[Your objective] Write out every line below that includes the word "không".

________________________

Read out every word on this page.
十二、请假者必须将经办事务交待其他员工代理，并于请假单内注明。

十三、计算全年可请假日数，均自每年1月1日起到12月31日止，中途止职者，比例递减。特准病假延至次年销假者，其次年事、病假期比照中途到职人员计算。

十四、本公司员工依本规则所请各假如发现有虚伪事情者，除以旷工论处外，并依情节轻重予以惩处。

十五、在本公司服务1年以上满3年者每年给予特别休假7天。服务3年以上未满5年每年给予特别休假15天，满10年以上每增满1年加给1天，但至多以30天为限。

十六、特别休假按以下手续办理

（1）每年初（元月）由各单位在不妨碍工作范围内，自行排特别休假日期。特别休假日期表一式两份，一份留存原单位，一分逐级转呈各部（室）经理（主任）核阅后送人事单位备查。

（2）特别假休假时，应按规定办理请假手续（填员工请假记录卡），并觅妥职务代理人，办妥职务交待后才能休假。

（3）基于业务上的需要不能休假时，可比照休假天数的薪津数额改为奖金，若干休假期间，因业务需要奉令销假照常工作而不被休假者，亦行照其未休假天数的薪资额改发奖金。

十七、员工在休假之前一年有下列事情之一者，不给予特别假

________________________

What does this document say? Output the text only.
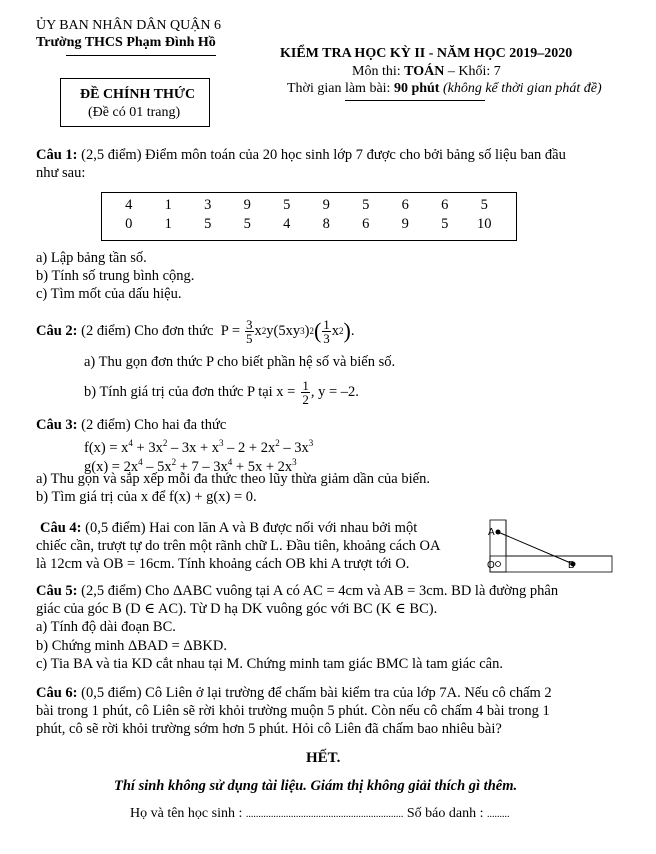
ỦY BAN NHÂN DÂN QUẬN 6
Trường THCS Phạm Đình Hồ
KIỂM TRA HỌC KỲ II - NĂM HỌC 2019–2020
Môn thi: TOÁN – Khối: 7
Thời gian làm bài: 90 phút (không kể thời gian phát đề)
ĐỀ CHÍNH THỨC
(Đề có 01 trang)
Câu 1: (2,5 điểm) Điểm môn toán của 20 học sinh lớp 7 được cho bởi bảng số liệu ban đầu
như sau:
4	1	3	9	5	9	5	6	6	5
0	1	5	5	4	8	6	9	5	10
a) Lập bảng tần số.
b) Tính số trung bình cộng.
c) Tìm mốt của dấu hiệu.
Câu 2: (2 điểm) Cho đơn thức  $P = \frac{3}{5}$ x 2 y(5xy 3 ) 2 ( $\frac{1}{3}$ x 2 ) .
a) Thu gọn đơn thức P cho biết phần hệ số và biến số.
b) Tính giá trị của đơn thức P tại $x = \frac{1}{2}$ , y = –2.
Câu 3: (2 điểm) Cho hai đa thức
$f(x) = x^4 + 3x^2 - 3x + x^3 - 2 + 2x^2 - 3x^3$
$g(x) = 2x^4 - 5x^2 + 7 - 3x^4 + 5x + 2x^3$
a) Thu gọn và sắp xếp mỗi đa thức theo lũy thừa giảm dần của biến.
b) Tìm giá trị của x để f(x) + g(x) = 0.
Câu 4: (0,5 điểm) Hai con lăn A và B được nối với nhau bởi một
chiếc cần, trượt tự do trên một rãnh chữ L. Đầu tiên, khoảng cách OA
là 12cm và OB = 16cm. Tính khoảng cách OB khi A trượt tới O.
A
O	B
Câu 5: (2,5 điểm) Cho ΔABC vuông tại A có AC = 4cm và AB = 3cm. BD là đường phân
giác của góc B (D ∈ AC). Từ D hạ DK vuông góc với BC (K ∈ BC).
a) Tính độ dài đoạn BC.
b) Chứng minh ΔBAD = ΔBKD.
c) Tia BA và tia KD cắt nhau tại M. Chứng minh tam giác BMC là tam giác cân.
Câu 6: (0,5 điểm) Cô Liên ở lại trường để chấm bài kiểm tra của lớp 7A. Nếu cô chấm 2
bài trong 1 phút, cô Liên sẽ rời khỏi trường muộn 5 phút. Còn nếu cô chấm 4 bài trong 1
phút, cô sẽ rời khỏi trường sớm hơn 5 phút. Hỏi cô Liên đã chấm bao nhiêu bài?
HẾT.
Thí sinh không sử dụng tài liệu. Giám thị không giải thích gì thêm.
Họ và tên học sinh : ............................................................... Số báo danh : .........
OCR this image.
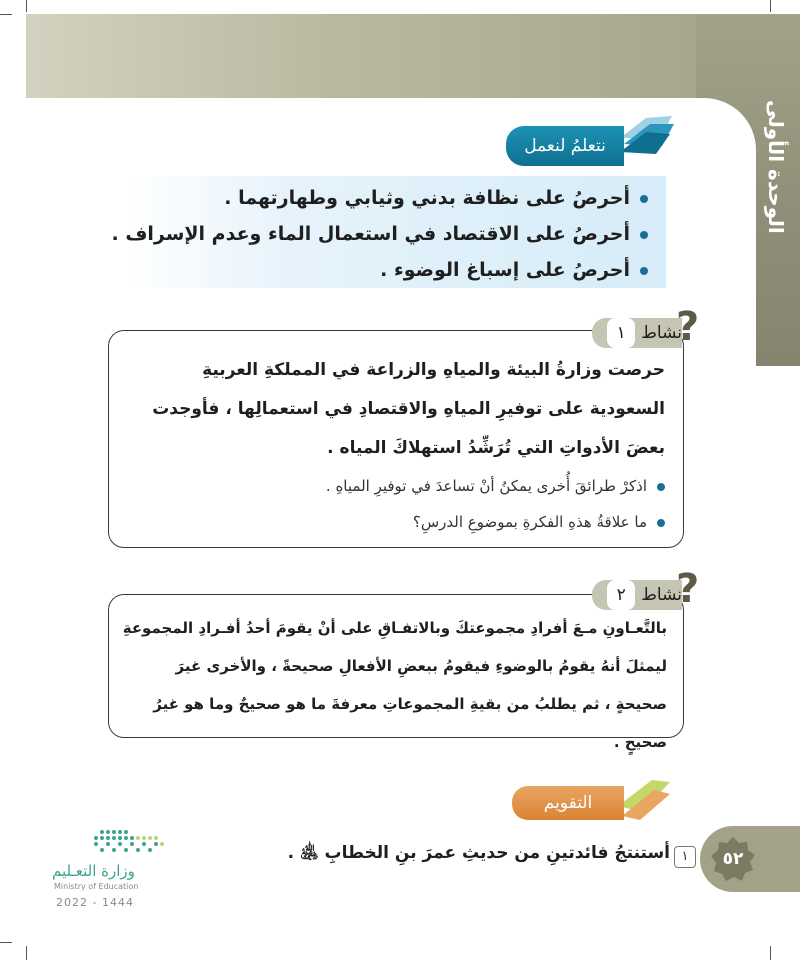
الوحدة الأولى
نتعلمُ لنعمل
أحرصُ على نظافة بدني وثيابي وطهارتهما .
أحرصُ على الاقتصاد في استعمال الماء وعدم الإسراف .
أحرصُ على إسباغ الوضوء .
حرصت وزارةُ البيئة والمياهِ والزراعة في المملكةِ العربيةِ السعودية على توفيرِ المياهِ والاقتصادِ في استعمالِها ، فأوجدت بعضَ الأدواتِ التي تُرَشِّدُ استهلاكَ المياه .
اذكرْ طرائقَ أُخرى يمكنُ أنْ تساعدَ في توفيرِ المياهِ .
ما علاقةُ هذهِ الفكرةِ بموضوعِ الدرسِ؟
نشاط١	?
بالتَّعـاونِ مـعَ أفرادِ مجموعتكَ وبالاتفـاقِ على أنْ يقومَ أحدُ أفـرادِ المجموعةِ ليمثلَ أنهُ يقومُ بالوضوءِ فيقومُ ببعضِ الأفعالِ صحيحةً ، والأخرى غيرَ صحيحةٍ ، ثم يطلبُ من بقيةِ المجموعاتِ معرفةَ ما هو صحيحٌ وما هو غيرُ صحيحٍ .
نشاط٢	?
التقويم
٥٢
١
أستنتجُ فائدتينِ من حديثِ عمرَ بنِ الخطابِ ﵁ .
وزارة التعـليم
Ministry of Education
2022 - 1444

________________________

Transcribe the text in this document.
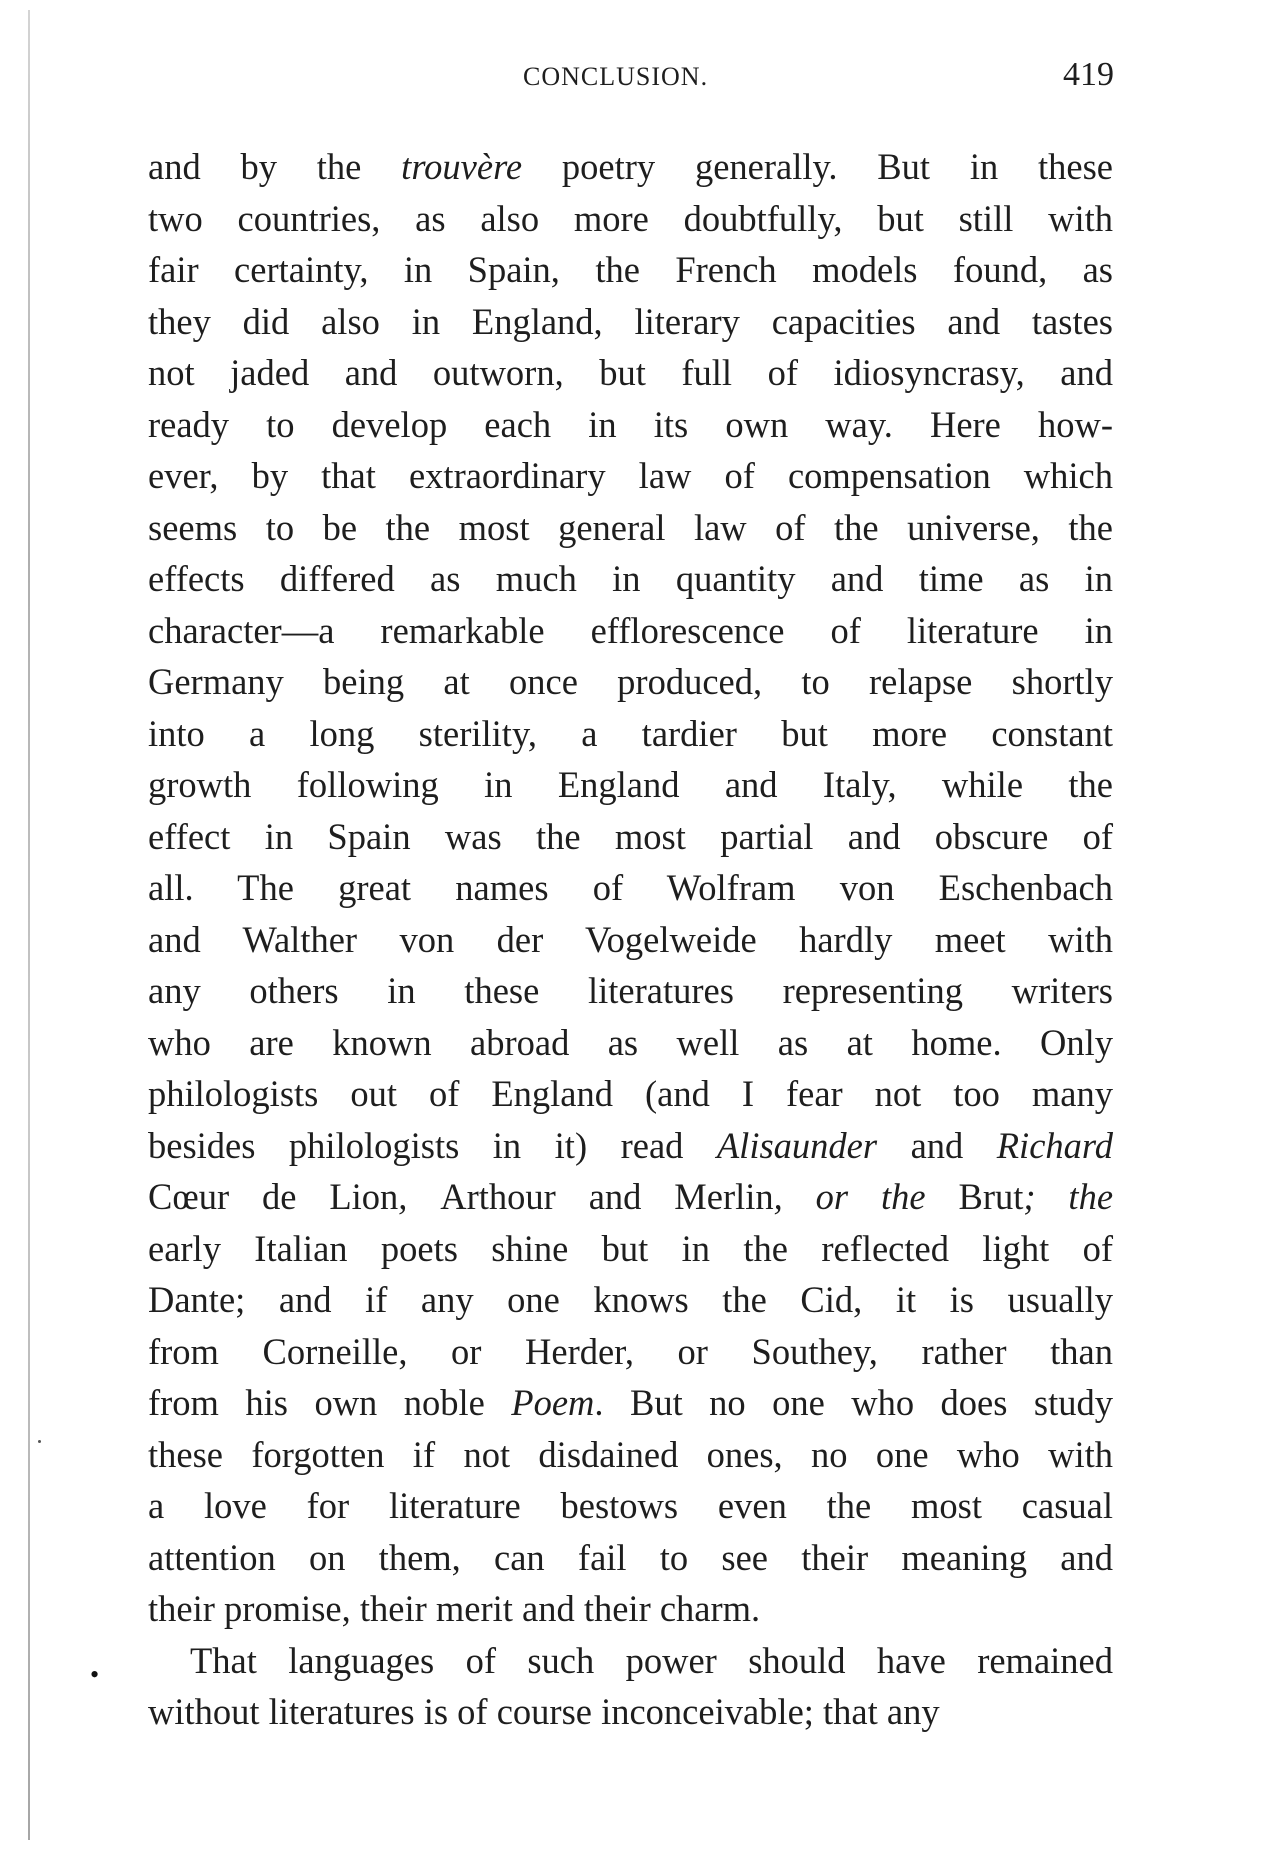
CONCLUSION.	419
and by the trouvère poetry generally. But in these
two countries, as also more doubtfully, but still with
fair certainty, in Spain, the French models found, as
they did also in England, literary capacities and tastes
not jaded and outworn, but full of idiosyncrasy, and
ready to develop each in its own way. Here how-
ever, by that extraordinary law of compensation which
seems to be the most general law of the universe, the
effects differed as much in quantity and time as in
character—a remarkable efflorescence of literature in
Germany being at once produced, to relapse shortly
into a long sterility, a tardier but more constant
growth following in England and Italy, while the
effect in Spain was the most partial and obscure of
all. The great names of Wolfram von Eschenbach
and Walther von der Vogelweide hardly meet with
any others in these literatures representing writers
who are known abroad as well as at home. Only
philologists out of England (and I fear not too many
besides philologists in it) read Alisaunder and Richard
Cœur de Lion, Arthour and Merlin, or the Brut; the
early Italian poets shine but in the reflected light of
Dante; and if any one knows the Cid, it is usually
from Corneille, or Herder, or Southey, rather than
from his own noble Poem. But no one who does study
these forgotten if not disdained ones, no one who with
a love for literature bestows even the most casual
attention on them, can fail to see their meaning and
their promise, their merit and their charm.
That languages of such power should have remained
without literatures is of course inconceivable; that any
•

________________________

[Solution for this problem]
Thời gian làm bài: 90 phút (không kể thời gian phát đề)
Thí sinh không sử dụng tài liệu. Giám thị không giải thích gì thêm.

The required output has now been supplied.